[Dataset records]
◇ ◇ ◇

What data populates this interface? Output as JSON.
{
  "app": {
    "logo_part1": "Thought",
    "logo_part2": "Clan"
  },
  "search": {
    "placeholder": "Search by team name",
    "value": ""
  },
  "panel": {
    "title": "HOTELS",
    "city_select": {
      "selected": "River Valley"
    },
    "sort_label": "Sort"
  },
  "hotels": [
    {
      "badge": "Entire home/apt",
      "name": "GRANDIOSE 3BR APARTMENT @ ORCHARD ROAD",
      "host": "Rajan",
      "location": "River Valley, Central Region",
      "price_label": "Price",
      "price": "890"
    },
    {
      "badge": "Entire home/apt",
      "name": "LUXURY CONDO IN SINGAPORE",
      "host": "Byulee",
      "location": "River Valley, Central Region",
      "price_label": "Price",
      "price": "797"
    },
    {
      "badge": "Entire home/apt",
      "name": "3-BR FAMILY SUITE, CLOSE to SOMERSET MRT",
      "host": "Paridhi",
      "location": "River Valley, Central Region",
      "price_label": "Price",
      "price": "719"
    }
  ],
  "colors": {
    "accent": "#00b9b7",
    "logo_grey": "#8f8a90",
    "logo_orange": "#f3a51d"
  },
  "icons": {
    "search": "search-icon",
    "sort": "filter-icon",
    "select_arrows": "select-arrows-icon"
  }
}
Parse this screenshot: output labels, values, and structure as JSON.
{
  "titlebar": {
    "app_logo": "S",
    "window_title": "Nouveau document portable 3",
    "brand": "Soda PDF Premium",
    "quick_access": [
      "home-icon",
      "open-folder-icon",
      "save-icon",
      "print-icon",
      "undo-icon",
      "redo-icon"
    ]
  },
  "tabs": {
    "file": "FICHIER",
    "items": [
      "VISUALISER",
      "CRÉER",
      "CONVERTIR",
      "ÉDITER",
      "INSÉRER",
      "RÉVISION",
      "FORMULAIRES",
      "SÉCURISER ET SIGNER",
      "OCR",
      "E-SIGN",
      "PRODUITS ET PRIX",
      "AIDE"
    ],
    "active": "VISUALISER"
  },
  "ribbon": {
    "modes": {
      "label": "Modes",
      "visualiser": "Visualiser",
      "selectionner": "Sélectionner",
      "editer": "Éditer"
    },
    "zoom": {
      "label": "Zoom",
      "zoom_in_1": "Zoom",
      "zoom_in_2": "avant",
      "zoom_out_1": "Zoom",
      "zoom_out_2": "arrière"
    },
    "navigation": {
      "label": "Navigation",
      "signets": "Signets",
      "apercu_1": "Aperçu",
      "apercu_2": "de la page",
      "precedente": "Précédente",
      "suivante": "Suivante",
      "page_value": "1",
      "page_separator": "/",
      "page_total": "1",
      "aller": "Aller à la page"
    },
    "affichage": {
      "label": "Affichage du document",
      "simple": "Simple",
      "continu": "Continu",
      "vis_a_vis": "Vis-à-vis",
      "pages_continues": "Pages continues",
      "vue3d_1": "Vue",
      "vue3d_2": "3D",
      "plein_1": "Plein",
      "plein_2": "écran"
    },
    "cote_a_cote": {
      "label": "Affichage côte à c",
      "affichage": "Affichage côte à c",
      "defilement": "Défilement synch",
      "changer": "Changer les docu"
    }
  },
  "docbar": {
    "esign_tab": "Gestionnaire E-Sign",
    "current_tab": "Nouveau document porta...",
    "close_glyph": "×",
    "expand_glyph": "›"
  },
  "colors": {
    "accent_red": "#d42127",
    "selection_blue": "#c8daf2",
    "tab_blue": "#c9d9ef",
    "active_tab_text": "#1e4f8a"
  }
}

◇ ◇ ◇

What is needed: Output each record exactly, leaving nothing out.

Written answer:
What data populates this interface? Output as JSON.
{
  "app": {
    "logo_part1": "Thought",
    "logo_part2": "Clan"
  },
  "search": {
    "placeholder": "Search by team name",
    "value": ""
  },
  "panel": {
    "title": "HOTELS",
    "city_select": {
      "selected": "River Valley"
    },
    "sort_label": "Sort"
  },
  "hotels": [
    {
      "badge": "Entire home/apt",
      "name": "GRANDIOSE 3BR APARTMENT @ ORCHARD ROAD",
      "host": "Rajan",
      "location": "River Valley, Central Region",
      "price_label": "Price",
      "price": "890"
    },
    {
      "badge": "Entire home/apt",
      "name": "LUXURY CONDO IN SINGAPORE",
      "host": "Byulee",
      "location": "River Valley, Central Region",
      "price_label": "Price",
      "price": "797"
    },
    {
      "badge": "Entire home/apt",
      "name": "3-BR FAMILY SUITE, CLOSE to SOMERSET MRT",
      "host": "Paridhi",
      "location": "River Valley, Central Region",
      "price_label": "Price",
      "price": "719"
    }
  ],
  "colors": {
    "accent": "#00b9b7",
    "logo_grey": "#8f8a90",
    "logo_orange": "#f3a51d"
  },
  "icons": {
    "search": "search-icon",
    "sort": "filter-icon",
    "select_arrows": "select-arrows-icon"
  }
}
Parse this screenshot: output labels, values, and structure as JSON.
{
  "titlebar": {
    "app_logo": "S",
    "window_title": "Nouveau document portable 3",
    "brand": "Soda PDF Premium",
    "quick_access": [
      "home-icon",
      "open-folder-icon",
      "save-icon",
      "print-icon",
      "undo-icon",
      "redo-icon"
    ]
  },
  "tabs": {
    "file": "FICHIER",
    "items": [
      "VISUALISER",
      "CRÉER",
      "CONVERTIR",
      "ÉDITER",
      "INSÉRER",
      "RÉVISION",
      "FORMULAIRES",
      "SÉCURISER ET SIGNER",
      "OCR",
      "E-SIGN",
      "PRODUITS ET PRIX",
      "AIDE"
    ],
    "active": "VISUALISER"
  },
  "ribbon": {
    "modes": {
      "label": "Modes",
      "visualiser": "Visualiser",
      "selectionner": "Sélectionner",
      "editer": "Éditer"
    },
    "zoom": {
      "label": "Zoom",
      "zoom_in_1": "Zoom",
      "zoom_in_2": "avant",
      "zoom_out_1": "Zoom",
      "zoom_out_2": "arrière"
    },
    "navigation": {
      "label": "Navigation",
      "signets": "Signets",
      "apercu_1": "Aperçu",
      "apercu_2": "de la page",
      "precedente": "Précédente",
      "suivante": "Suivante",
      "page_value": "1",
      "page_separator": "/",
      "page_total": "1",
      "aller": "Aller à la page"
    },
    "affichage": {
      "label": "Affichage du document",
      "simple": "Simple",
      "continu": "Continu",
      "vis_a_vis": "Vis-à-vis",
      "pages_continues": "Pages continues",
      "vue3d_1": "Vue",
      "vue3d_2": "3D",
      "plein_1": "Plein",
      "plein_2": "écran"
    },
    "cote_a_cote": {
      "label": "Affichage côte à c",
      "affichage": "Affichage côte à c",
      "defilement": "Défilement synch",
      "changer": "Changer les docu"
    }
  },
  "docbar": {
    "esign_tab": "Gestionnaire E-Sign",
    "current_tab": "Nouveau document porta...",
    "close_glyph": "×",
    "expand_glyph": "›"
  },
  "colors": {
    "accent_red": "#d42127",
    "selection_blue": "#c8daf2",
    "tab_blue": "#c9d9ef",
    "active_tab_text": "#1e4f8a"
  }
}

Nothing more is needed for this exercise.